A block of data
━━━━
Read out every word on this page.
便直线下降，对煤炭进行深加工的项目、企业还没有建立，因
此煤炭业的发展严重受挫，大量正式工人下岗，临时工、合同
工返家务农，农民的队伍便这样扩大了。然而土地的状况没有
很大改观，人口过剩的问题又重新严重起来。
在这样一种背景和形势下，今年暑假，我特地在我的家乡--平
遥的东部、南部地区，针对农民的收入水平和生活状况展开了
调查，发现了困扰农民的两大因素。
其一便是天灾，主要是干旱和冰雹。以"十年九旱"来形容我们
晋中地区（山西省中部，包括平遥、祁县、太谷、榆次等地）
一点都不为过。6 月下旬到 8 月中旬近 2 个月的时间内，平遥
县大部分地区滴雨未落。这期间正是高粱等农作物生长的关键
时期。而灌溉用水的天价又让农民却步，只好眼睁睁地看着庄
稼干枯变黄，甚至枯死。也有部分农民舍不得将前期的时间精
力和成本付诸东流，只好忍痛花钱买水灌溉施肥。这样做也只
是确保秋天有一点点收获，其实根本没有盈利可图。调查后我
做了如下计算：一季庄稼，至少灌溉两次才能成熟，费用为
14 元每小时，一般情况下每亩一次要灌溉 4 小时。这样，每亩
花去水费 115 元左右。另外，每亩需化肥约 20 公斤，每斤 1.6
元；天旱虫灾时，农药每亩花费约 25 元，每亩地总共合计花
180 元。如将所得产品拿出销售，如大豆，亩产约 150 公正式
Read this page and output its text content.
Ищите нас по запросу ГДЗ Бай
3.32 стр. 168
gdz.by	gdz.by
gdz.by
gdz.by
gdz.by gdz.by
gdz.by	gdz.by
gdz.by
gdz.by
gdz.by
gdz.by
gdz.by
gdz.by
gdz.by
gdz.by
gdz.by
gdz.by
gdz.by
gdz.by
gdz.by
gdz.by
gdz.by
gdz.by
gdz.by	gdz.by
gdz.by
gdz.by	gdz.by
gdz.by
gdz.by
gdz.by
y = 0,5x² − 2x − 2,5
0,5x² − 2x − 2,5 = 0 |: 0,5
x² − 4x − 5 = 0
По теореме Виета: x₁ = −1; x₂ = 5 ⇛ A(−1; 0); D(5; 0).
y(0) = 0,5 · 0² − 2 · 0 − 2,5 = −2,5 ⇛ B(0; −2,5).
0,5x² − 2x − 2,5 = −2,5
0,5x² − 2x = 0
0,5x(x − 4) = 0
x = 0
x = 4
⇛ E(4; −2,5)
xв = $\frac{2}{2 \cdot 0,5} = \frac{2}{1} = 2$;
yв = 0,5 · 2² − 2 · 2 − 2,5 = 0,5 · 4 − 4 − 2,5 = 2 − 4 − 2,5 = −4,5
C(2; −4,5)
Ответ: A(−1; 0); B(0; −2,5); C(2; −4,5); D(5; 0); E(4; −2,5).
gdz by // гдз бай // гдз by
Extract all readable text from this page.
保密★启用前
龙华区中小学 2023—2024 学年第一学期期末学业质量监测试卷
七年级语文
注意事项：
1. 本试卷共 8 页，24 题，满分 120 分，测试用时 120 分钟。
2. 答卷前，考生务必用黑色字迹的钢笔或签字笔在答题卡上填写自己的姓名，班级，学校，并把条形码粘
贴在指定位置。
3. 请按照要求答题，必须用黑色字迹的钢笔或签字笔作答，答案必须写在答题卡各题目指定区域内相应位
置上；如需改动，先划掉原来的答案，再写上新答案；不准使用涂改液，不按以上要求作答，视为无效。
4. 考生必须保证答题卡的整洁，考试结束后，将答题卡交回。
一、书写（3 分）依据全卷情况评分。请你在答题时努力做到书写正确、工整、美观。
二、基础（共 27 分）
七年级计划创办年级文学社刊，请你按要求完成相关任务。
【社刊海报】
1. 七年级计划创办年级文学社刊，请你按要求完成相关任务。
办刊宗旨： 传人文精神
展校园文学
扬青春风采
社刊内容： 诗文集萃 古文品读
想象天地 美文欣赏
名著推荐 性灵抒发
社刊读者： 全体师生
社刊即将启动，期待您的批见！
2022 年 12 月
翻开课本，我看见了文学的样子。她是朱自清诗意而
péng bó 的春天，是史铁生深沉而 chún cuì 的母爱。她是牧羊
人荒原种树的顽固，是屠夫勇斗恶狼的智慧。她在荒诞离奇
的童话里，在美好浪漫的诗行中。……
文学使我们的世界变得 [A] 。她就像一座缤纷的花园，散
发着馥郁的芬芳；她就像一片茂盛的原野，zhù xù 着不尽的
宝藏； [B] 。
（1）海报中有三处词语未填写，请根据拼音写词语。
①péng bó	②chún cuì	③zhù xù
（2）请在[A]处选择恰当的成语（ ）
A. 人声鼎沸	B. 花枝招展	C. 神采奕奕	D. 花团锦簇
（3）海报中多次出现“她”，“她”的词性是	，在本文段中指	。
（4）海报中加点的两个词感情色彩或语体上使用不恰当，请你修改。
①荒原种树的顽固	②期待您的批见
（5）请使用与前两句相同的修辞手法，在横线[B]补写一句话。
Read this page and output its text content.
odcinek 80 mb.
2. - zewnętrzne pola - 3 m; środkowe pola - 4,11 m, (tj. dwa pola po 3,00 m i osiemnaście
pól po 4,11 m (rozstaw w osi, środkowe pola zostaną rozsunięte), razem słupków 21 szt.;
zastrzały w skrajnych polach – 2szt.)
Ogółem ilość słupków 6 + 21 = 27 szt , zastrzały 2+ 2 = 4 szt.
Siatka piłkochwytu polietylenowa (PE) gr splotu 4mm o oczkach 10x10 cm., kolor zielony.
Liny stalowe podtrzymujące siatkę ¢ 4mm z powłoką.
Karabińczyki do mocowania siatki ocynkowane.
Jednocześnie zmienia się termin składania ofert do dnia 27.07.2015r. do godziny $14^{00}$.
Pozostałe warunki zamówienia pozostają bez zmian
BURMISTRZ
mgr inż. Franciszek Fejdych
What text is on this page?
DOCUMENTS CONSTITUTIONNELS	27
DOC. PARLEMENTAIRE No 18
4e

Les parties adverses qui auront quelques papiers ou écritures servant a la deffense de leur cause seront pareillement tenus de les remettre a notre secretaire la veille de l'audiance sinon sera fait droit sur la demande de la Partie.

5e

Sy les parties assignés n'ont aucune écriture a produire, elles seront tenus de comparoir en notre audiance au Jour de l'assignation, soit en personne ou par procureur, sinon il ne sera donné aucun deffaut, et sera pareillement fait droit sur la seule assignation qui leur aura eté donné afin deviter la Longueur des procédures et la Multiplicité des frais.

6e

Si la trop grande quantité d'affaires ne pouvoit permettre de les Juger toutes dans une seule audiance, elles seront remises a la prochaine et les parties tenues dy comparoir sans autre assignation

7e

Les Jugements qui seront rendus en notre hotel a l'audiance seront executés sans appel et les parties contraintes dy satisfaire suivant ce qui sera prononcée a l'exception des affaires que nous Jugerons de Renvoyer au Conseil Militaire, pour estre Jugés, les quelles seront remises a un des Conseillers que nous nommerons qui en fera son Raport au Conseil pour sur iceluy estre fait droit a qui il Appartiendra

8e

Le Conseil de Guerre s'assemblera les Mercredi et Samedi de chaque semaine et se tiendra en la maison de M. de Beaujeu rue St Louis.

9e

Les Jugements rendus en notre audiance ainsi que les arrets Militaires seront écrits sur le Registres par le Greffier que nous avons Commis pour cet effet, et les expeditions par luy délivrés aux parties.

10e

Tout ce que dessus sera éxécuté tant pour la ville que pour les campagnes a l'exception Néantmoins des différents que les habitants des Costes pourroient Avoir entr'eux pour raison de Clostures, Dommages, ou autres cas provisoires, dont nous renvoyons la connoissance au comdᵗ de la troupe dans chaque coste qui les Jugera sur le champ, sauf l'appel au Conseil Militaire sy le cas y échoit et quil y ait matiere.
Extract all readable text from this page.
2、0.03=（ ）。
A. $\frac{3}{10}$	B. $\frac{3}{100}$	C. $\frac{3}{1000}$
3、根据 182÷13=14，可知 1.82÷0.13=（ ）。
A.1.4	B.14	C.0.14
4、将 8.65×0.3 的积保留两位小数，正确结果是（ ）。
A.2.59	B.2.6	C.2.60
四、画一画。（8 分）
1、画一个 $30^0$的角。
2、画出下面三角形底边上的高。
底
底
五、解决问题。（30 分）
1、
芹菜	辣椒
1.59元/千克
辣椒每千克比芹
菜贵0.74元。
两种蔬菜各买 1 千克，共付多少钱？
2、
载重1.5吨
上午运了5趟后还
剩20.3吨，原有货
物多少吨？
━━━━
THE EXERCISE:
What is the number of lines in the listing above that contain the string "frac"? Give only the number.

RESPONSE TO THIS EXERCISE:
2